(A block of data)

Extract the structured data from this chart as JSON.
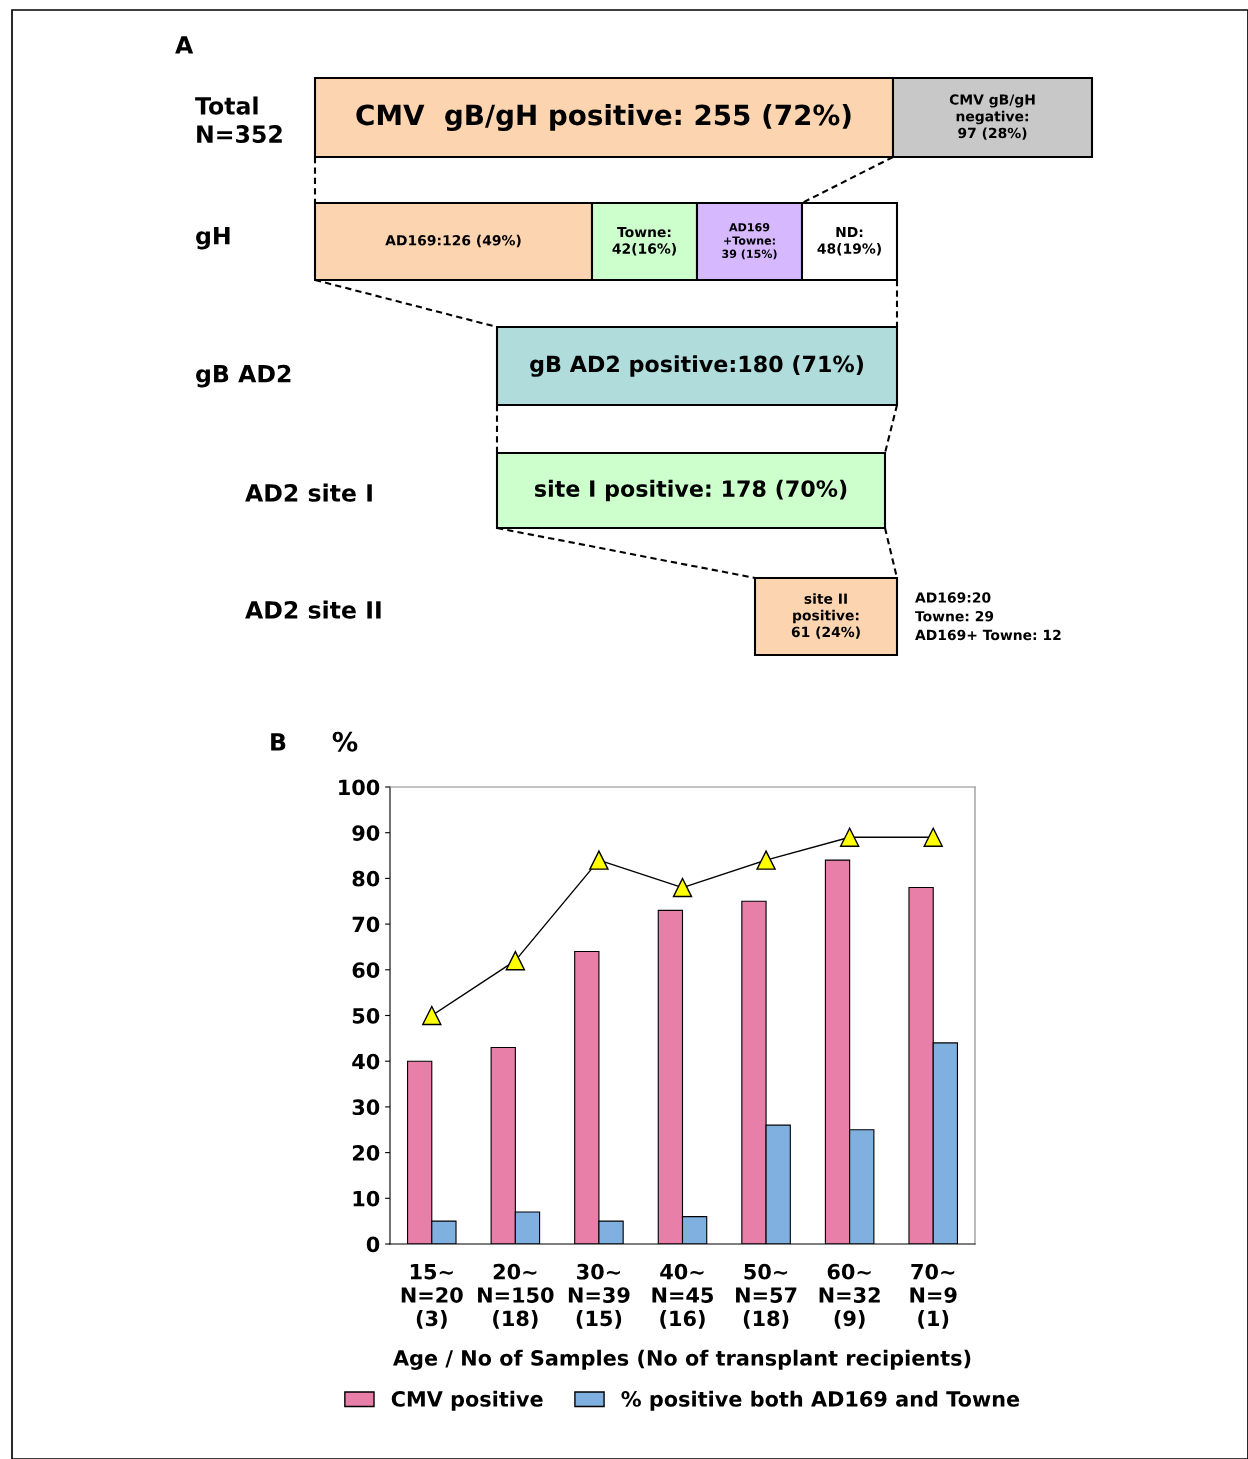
{
  "chart_data": [
    {
      "type": "other",
      "title": "A",
      "categories": [
        "Total\nN=352",
        "gH",
        "gB AD2",
        "AD2 site I",
        "AD2 site II"
      ],
      "annotations": [
        "CMV  gB/gH positive: 255 (72%)",
        "CMV gB/gH\nnegative:\n97 (28%)",
        "AD169:126 (49%)",
        "Towne:\n42(16%)",
        "AD169\n+Towne:\n39 (15%)",
        "ND:\n48(19%)",
        "gB AD2 positive:180 (71%)",
        "site I positive: 178 (70%)",
        "site II\npositive:\n61 (24%)",
        "AD169:20\nTowne: 29\nAD169+ Towne: 12"
      ],
      "colors": [
        "#fcd5b0",
        "#c8c8c8",
        "#fcd5b0",
        "#ccffcc",
        "#d6b8ff",
        "#ffffff",
        "#b0dcdc",
        "#ccffcc",
        "#fcd5b0",
        null
      ]
    },
    {
      "type": "bar",
      "title": "B",
      "ylabel": "%",
      "xlabel": "Age / No of Samples (No of transplant recipients)",
      "categories": [
        "15∼\nN=20\n(3)",
        "20∼\nN=150\n(18)",
        "30∼\nN=39\n(15)",
        "40∼\nN=45\n(16)",
        "50∼\nN=57\n(18)",
        "60∼\nN=32\n(9)",
        "70∼\nN=9\n(1)"
      ],
      "series": [
        {
          "name": "CMV positive",
          "color": "#e87fa8",
          "values": [
            40,
            43,
            64,
            73,
            75,
            84,
            78
          ]
        },
        {
          "name": "% positive both AD169 and Towne",
          "color": "#7fb0e0",
          "values": [
            5,
            7,
            5,
            6,
            26,
            25,
            44
          ]
        },
        {
          "type": "line",
          "color": "#ffff00",
          "marker": "triangle",
          "values": [
            50,
            62,
            84,
            78,
            84,
            89,
            89
          ]
        }
      ],
      "ylim": [
        0,
        100
      ],
      "yticks": [
        0,
        10,
        20,
        30,
        40,
        50,
        60,
        70,
        80,
        90,
        100
      ],
      "grid": false,
      "legend": "bottom"
    }
  ]
}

• REQUIREMENT
Each line of the material that holds the string "Towne" counts once; give the total alone.

• FINISHED ANSWER
4